* EXERCISE TASK *
Count the lines below that contain the word "name", and report only that number.

* EXERCISE DATA *
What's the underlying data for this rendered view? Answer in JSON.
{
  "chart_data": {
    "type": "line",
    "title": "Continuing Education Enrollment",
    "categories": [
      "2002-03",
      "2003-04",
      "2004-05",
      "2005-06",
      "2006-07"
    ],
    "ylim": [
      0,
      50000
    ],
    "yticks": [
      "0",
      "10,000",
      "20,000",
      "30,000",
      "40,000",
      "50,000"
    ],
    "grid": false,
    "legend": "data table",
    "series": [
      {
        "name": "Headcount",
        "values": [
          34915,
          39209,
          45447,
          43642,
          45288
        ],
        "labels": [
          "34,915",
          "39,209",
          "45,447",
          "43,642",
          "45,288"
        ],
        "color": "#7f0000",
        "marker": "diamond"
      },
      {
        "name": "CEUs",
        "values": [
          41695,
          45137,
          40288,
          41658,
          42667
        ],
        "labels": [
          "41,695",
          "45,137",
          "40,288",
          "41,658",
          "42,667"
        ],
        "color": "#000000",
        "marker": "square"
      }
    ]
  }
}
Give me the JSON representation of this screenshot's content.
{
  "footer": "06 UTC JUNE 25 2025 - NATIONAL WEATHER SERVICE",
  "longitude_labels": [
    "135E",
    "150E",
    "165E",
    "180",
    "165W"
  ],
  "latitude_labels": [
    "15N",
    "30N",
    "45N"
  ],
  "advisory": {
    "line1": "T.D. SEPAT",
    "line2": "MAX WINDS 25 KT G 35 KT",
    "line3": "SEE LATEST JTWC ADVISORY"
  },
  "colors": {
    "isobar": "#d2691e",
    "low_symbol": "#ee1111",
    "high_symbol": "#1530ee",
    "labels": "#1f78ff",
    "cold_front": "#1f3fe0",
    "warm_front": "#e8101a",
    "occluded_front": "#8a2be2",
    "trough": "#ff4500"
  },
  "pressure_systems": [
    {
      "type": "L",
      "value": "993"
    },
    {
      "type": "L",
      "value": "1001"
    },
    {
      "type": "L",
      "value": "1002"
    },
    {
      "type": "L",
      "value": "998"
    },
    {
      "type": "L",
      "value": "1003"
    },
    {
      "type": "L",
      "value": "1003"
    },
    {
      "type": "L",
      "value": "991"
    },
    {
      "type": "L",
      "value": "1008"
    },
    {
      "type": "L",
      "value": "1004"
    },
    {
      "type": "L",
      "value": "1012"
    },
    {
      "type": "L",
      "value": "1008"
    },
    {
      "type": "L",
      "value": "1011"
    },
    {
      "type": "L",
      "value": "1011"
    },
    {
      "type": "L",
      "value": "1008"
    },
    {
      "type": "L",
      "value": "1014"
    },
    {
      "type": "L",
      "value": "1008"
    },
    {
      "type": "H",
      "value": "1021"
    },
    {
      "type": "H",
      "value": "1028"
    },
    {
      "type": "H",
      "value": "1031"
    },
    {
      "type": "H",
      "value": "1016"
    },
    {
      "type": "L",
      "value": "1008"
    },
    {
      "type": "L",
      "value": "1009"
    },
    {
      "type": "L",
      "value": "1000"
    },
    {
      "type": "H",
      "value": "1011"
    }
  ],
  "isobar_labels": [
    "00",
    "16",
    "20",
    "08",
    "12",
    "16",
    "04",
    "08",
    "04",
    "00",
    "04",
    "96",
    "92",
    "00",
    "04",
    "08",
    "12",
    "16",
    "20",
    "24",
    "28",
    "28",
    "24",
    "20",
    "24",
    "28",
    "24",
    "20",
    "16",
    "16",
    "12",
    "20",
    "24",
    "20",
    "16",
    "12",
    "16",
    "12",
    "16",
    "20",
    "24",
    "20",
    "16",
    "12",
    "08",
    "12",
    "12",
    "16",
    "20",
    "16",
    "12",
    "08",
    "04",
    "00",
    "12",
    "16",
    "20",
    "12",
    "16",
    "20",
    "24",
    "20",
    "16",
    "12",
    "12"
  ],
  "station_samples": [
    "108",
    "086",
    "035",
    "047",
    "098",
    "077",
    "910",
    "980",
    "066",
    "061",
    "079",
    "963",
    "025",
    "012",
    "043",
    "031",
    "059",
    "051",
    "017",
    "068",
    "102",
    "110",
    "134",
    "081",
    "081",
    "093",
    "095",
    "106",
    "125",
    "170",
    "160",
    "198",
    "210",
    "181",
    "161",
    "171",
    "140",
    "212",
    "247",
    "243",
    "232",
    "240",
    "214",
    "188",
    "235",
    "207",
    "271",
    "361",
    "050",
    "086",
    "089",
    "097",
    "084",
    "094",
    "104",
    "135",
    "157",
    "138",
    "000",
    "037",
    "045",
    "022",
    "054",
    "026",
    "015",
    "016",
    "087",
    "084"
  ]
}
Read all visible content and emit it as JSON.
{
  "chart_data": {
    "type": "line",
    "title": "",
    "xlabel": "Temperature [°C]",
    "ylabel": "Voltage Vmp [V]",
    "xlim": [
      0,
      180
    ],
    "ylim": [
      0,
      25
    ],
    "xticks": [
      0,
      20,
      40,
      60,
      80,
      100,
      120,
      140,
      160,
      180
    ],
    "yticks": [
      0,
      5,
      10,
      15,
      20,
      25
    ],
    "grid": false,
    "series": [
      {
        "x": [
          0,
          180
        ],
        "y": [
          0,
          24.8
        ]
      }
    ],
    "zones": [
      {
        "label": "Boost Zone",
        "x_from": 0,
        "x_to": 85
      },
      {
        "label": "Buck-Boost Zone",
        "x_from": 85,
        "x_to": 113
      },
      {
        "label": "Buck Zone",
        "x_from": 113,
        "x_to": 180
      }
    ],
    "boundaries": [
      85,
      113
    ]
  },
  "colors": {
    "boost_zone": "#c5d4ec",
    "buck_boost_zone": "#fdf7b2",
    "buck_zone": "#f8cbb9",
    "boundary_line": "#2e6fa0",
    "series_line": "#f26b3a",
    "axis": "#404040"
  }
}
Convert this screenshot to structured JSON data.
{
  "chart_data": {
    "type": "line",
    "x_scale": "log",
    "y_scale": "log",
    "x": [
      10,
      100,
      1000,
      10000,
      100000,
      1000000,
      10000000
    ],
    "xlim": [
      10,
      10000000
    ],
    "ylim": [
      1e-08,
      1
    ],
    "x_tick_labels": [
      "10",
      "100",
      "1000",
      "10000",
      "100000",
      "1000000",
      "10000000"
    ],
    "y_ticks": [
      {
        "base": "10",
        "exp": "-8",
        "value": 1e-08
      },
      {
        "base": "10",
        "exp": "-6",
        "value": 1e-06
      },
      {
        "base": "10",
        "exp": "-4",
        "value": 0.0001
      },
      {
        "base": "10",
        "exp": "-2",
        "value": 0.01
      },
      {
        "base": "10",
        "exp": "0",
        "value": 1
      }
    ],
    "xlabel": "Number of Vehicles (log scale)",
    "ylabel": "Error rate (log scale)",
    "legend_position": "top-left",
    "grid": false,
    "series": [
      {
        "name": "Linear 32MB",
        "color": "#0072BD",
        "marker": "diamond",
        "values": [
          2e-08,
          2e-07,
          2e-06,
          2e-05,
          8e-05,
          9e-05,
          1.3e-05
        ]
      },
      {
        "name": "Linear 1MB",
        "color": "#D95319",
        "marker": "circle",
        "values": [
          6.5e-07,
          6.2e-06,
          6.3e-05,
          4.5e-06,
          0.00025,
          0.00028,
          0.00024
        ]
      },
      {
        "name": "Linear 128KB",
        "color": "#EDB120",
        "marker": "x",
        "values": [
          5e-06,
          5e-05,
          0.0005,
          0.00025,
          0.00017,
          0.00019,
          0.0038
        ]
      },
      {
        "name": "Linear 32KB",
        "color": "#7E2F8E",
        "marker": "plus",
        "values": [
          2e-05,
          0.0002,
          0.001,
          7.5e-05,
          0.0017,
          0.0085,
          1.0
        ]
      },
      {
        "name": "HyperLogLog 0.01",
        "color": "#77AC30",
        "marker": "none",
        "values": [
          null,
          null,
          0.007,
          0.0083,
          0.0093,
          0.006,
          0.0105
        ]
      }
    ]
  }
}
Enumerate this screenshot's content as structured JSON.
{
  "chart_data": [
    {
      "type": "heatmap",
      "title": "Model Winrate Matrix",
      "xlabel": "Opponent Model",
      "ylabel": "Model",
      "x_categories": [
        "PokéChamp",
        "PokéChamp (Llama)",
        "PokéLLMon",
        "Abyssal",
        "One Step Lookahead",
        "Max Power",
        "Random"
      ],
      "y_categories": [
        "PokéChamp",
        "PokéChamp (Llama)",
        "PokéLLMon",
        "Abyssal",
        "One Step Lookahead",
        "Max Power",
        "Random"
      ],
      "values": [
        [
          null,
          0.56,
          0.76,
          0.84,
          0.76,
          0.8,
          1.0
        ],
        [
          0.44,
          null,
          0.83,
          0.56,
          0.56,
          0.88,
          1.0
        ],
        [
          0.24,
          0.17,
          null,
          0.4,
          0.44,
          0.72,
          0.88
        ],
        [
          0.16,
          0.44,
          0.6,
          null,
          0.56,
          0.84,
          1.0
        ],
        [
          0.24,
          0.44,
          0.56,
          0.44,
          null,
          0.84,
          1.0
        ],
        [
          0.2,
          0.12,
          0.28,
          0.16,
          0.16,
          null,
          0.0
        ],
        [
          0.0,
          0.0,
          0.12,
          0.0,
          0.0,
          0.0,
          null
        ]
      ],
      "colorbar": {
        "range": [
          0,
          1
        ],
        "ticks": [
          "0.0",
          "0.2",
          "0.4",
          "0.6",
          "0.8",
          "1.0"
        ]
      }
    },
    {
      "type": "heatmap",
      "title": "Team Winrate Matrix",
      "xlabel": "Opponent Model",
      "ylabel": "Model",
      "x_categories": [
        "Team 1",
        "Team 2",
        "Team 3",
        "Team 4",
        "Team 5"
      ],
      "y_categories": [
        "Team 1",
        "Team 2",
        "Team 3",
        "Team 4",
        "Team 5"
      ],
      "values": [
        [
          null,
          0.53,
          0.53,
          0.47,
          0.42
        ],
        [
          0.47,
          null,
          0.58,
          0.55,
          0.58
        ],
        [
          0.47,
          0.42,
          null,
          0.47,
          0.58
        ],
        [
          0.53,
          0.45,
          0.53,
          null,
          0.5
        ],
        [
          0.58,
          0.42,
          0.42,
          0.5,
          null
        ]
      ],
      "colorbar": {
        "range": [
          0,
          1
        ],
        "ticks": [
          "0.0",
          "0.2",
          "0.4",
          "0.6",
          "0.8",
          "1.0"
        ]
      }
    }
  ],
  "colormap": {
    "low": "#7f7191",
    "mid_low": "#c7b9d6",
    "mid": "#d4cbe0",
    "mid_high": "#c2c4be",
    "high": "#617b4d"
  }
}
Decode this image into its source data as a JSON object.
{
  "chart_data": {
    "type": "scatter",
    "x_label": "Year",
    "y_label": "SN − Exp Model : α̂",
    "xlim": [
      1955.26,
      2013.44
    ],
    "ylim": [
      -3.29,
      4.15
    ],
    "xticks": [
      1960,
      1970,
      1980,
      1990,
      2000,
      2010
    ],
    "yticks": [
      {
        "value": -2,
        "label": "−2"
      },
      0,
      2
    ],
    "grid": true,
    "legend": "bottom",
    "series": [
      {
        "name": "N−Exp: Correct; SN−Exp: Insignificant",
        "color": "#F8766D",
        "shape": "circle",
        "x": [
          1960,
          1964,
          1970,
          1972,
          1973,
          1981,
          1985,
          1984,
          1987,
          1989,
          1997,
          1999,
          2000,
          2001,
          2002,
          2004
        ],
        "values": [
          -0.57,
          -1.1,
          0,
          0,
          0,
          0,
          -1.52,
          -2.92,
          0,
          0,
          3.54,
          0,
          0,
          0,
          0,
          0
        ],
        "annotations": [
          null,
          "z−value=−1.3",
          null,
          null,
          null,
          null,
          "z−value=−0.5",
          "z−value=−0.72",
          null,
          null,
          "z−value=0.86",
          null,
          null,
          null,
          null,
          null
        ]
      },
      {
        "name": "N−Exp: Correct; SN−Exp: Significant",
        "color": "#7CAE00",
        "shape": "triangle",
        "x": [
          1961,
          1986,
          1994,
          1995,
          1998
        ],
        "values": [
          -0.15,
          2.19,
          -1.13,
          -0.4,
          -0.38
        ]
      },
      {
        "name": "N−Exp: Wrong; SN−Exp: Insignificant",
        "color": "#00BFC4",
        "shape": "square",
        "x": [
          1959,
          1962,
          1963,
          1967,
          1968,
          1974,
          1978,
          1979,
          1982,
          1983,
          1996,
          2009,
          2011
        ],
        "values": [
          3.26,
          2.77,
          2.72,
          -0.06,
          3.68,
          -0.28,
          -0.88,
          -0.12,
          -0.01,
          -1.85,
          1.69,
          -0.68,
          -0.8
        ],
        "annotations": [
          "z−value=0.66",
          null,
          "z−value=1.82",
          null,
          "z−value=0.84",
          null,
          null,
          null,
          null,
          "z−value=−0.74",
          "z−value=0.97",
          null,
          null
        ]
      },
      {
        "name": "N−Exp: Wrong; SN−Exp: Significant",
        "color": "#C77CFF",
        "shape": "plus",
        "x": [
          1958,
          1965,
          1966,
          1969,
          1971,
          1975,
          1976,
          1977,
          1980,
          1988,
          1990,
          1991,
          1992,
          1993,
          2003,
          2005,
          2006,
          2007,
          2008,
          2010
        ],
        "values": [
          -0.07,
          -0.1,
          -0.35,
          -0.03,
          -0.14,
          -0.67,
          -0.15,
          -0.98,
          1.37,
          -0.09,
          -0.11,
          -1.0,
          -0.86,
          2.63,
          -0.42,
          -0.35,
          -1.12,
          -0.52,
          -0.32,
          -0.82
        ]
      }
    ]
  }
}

* SOLVED PROBLEM *
11